▸ **GOAL**:
List each line of the data that holds the string "this".

Data records:
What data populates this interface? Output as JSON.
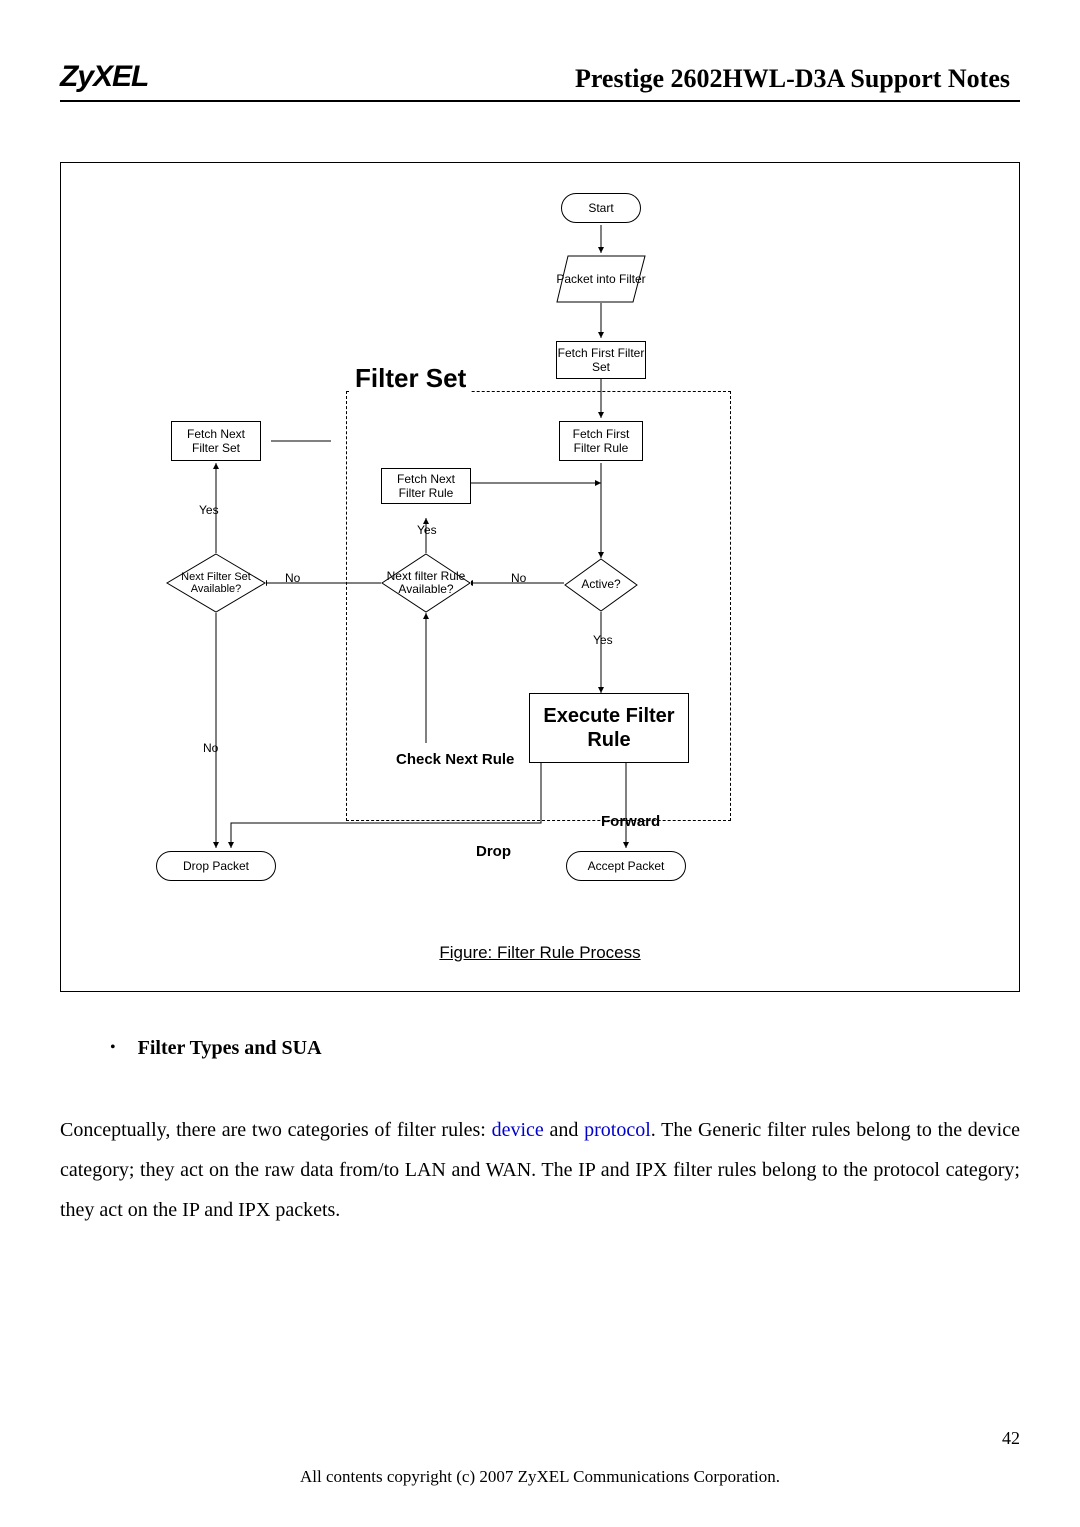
{
  "header": {
    "logo": "ZyXEL",
    "title": "Prestige 2602HWL-D3A Support Notes"
  },
  "flowchart": {
    "start": "Start",
    "packet_into_filter": "Packet into Filter",
    "fetch_first_set": "Fetch First Filter Set",
    "filter_set_heading": "Filter Set",
    "fetch_first_rule": "Fetch First Filter Rule",
    "fetch_next_set": "Fetch Next Filter Set",
    "fetch_next_rule": "Fetch Next Filter Rule",
    "next_set_available": "Next Filter Set Available?",
    "next_rule_available": "Next filter Rule Available?",
    "active": "Active?",
    "execute_rule": "Execute Filter Rule",
    "check_next_rule": "Check Next Rule",
    "drop_packet": "Drop Packet",
    "accept_packet": "Accept Packet",
    "forward": "Forward",
    "drop": "Drop",
    "yes": "Yes",
    "no": "No",
    "caption": "Figure: Filter Rule Process"
  },
  "section": {
    "bullet_title": "Filter Types and SUA",
    "paragraph_pre": "Conceptually, there are two categories of filter rules: ",
    "device": "device",
    "and": " and ",
    "protocol": "protocol",
    "paragraph_post": ". The Generic filter rules belong to the device category; they act on the raw data from/to LAN and WAN. The IP and IPX filter rules belong to the protocol category; they act on the IP and IPX packets."
  },
  "footer": {
    "page": "42",
    "copyright": "All contents copyright (c) 2007 ZyXEL Communications Corporation."
  }
}
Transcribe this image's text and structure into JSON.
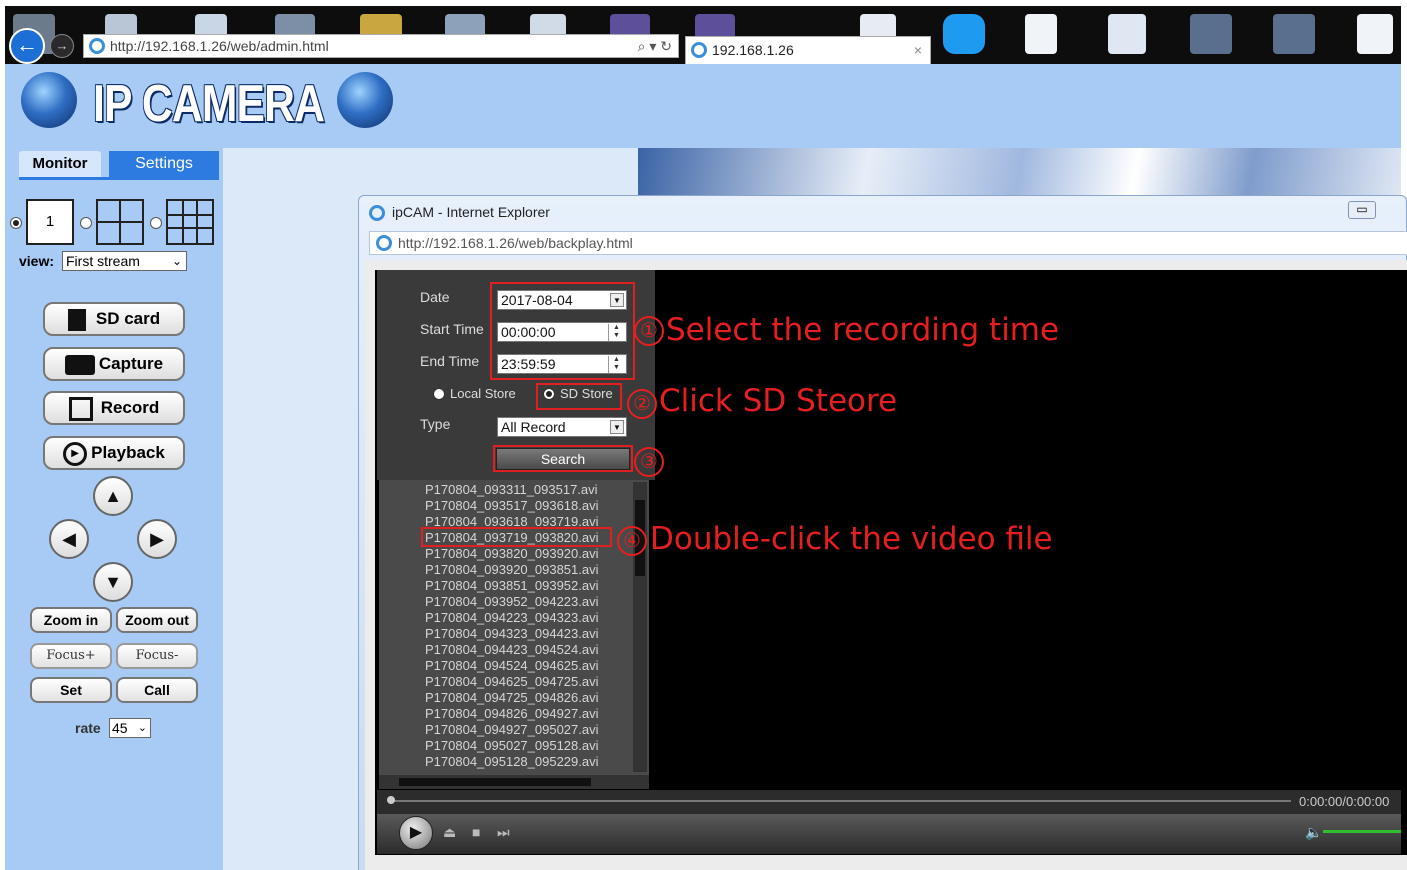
{
  "browser": {
    "address_url": "http://192.168.1.26/web/admin.html",
    "address_controls": "⌕ ▾ ↻",
    "tab_title": "192.168.1.26",
    "tab_close": "×",
    "colors": {
      "chrome": "#0d0d0d",
      "back_button": "#1d6fd6"
    }
  },
  "header": {
    "logo_text": "IP CAMERA",
    "bg_color": "#a7cbf5"
  },
  "sidebar": {
    "tabs": {
      "monitor": "Monitor",
      "settings": "Settings"
    },
    "layout_options": {
      "single_label": "1"
    },
    "view_label": "view:",
    "view_select": "First stream",
    "buttons": {
      "sd_card": "SD card",
      "capture": "Capture",
      "record": "Record",
      "playback": "Playback"
    },
    "ptz": {
      "up": "▲",
      "left": "◀",
      "right": "▶",
      "down": "▼"
    },
    "small_buttons": {
      "zoom_in": "Zoom in",
      "zoom_out": "Zoom out",
      "focus_plus": "Focus+",
      "focus_minus": "Focus-",
      "set": "Set",
      "call": "Call"
    },
    "rate_label": "rate",
    "rate_value": "45"
  },
  "popup": {
    "title": "ipCAM - Internet Explorer",
    "address_url": "http://192.168.1.26/web/backplay.html",
    "minimize": "▭",
    "form": {
      "date_label": "Date",
      "date_value": "2017-08-04",
      "start_label": "Start Time",
      "start_value": "00:00:00",
      "end_label": "End Time",
      "end_value": "23:59:59",
      "local_store": "Local Store",
      "sd_store": "SD Store",
      "type_label": "Type",
      "type_value": "All Record",
      "search": "Search"
    },
    "files": [
      "P170804_093311_093517.avi",
      "P170804_093517_093618.avi",
      "P170804_093618_093719.avi",
      "P170804_093719_093820.avi",
      "P170804_093820_093920.avi",
      "P170804_093920_093851.avi",
      "P170804_093851_093952.avi",
      "P170804_093952_094223.avi",
      "P170804_094223_094323.avi",
      "P170804_094323_094423.avi",
      "P170804_094423_094524.avi",
      "P170804_094524_094625.avi",
      "P170804_094625_094725.avi",
      "P170804_094725_094826.avi",
      "P170804_094826_094927.avi",
      "P170804_094927_095027.avi",
      "P170804_095027_095128.avi",
      "P170804_095128_095229.avi"
    ],
    "time_readout": "0:00:00/0:00:00",
    "controls": {
      "play": "▶",
      "eject": "⏏",
      "stop": "■",
      "next": "⏭",
      "volume": "🔈"
    }
  },
  "annotations": {
    "step1_num": "①",
    "step1_text": "Select the recording time",
    "step2_num": "②",
    "step2_text": "Click SD Steore",
    "step3_num": "③",
    "step4_num": "④",
    "step4_text": "Double-click the video file",
    "color": "#e51f1f"
  }
}
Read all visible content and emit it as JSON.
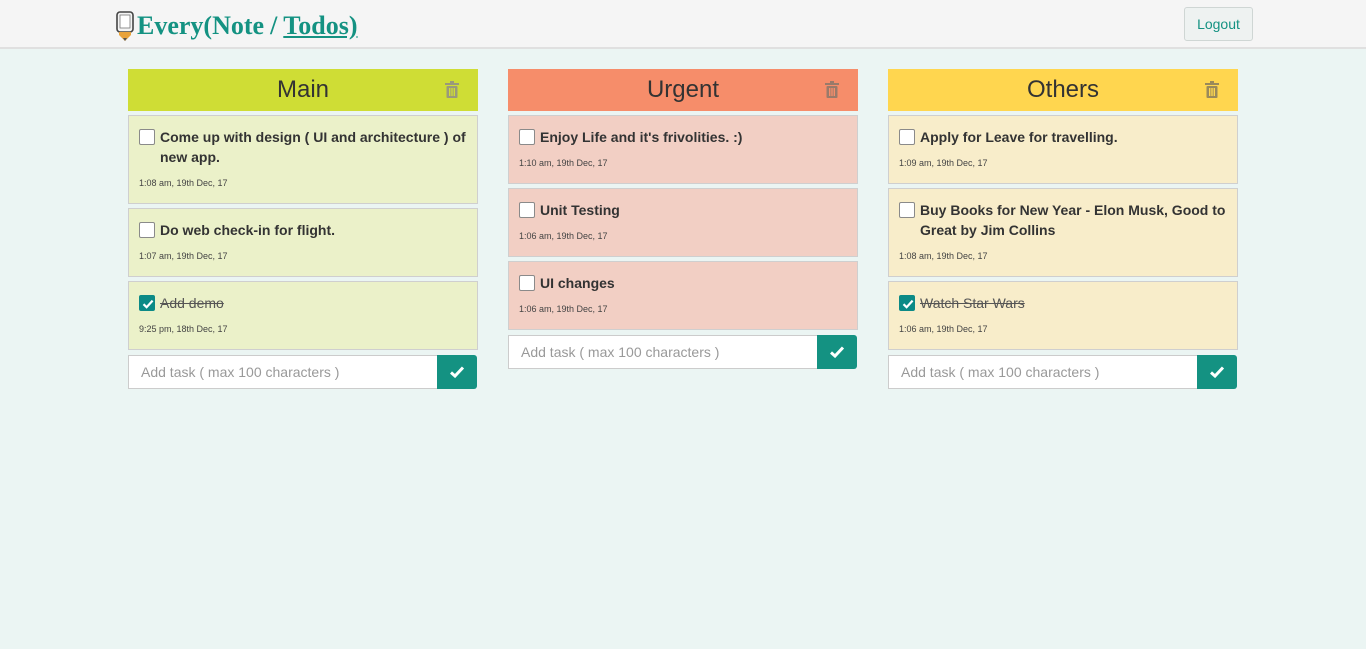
{
  "app": {
    "brand_prefix": "Every(Note",
    "brand_sep": "/",
    "brand_link": "Todos)",
    "logout_label": "Logout"
  },
  "colors": {
    "accent": "#149282",
    "main_header": "#cfdd35",
    "main_card": "#ebf1c9",
    "urgent_header": "#f68d6a",
    "urgent_card": "#f2cfc4",
    "others_header": "#ffd64f",
    "others_card": "#f8edca"
  },
  "boards": [
    {
      "title": "Main",
      "input_placeholder": "Add task ( max 100 characters )",
      "tasks": [
        {
          "text": "Come up with design ( UI and architecture ) of new app.",
          "time": "1:08 am, 19th Dec, 17",
          "done": false
        },
        {
          "text": "Do web check-in for flight.",
          "time": "1:07 am, 19th Dec, 17",
          "done": false
        },
        {
          "text": "Add demo",
          "time": "9:25 pm, 18th Dec, 17",
          "done": true
        }
      ]
    },
    {
      "title": "Urgent",
      "input_placeholder": "Add task ( max 100 characters )",
      "tasks": [
        {
          "text": "Enjoy Life and it's frivolities. :)",
          "time": "1:10 am, 19th Dec, 17",
          "done": false
        },
        {
          "text": "Unit Testing",
          "time": "1:06 am, 19th Dec, 17",
          "done": false
        },
        {
          "text": "UI changes",
          "time": "1:06 am, 19th Dec, 17",
          "done": false
        }
      ]
    },
    {
      "title": "Others",
      "input_placeholder": "Add task ( max 100 characters )",
      "tasks": [
        {
          "text": "Apply for Leave for travelling.",
          "time": "1:09 am, 19th Dec, 17",
          "done": false
        },
        {
          "text": "Buy Books for New Year - Elon Musk, Good to Great by Jim Collins",
          "time": "1:08 am, 19th Dec, 17",
          "done": false
        },
        {
          "text": "Watch Star Wars",
          "time": "1:06 am, 19th Dec, 17",
          "done": true
        }
      ]
    }
  ]
}
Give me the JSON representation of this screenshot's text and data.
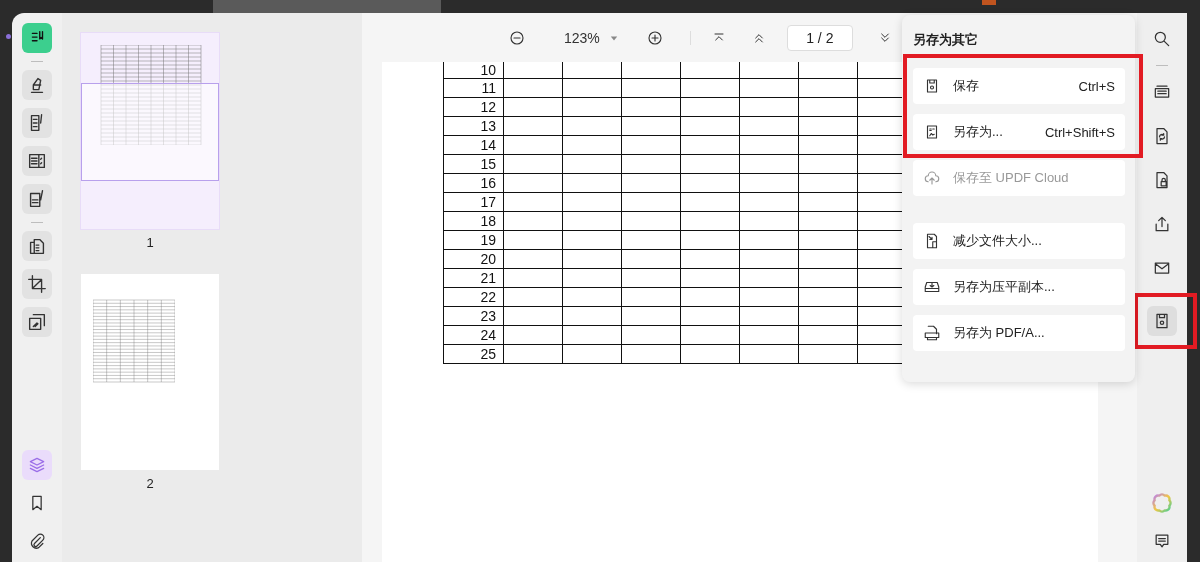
{
  "left_toolbar": {
    "top_tools": [
      {
        "selected": true
      },
      {
        "selected": false
      },
      {
        "selected": false
      },
      {
        "selected": false
      },
      {
        "selected": false
      },
      {
        "selected": false
      },
      {
        "selected": false
      },
      {
        "selected": false
      }
    ],
    "bottom_tools": [
      {
        "selected": true
      },
      {
        "selected": false
      },
      {
        "selected": false
      }
    ]
  },
  "thumbnails": [
    {
      "label": "1",
      "selected": true
    },
    {
      "label": "2",
      "selected": false
    }
  ],
  "toolbar": {
    "zoom": "123%",
    "page_field": "1 / 2"
  },
  "document": {
    "row_numbers": [
      "10",
      "11",
      "12",
      "13",
      "14",
      "15",
      "16",
      "17",
      "18",
      "19",
      "20",
      "21",
      "22",
      "23",
      "24",
      "25"
    ]
  },
  "menu": {
    "title": "另存为其它",
    "groups": [
      {
        "highlighted": true,
        "items": [
          {
            "label": "保存",
            "shortcut": "Ctrl+S",
            "disabled": false
          },
          {
            "label": "另存为...",
            "shortcut": "Ctrl+Shift+S",
            "disabled": false
          }
        ]
      },
      {
        "highlighted": false,
        "items": [
          {
            "label": "保存至 UPDF Cloud",
            "disabled": true
          }
        ]
      },
      {
        "highlighted": false,
        "items": [
          {
            "label": "减少文件大小...",
            "disabled": false
          },
          {
            "label": "另存为压平副本...",
            "disabled": false
          },
          {
            "label": "另存为 PDF/A...",
            "disabled": false
          }
        ]
      }
    ]
  },
  "right_toolbar": {
    "top_tools": [
      {
        "selected": false,
        "highlighted": false
      },
      {
        "selected": false,
        "highlighted": false
      },
      {
        "selected": false,
        "highlighted": false
      },
      {
        "selected": false,
        "highlighted": false
      },
      {
        "selected": false,
        "highlighted": false
      },
      {
        "selected": false,
        "highlighted": false
      },
      {
        "selected": true,
        "highlighted": true
      }
    ],
    "bottom_tools": [
      {
        "selected": false
      },
      {
        "selected": false
      }
    ]
  }
}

▸ **EXERCISE ANSWER**:
What data populates this interface? Output as JSON.
Transcribe this image's text and structure into JSON.
Give me the JSON representation of this screenshot's text and data.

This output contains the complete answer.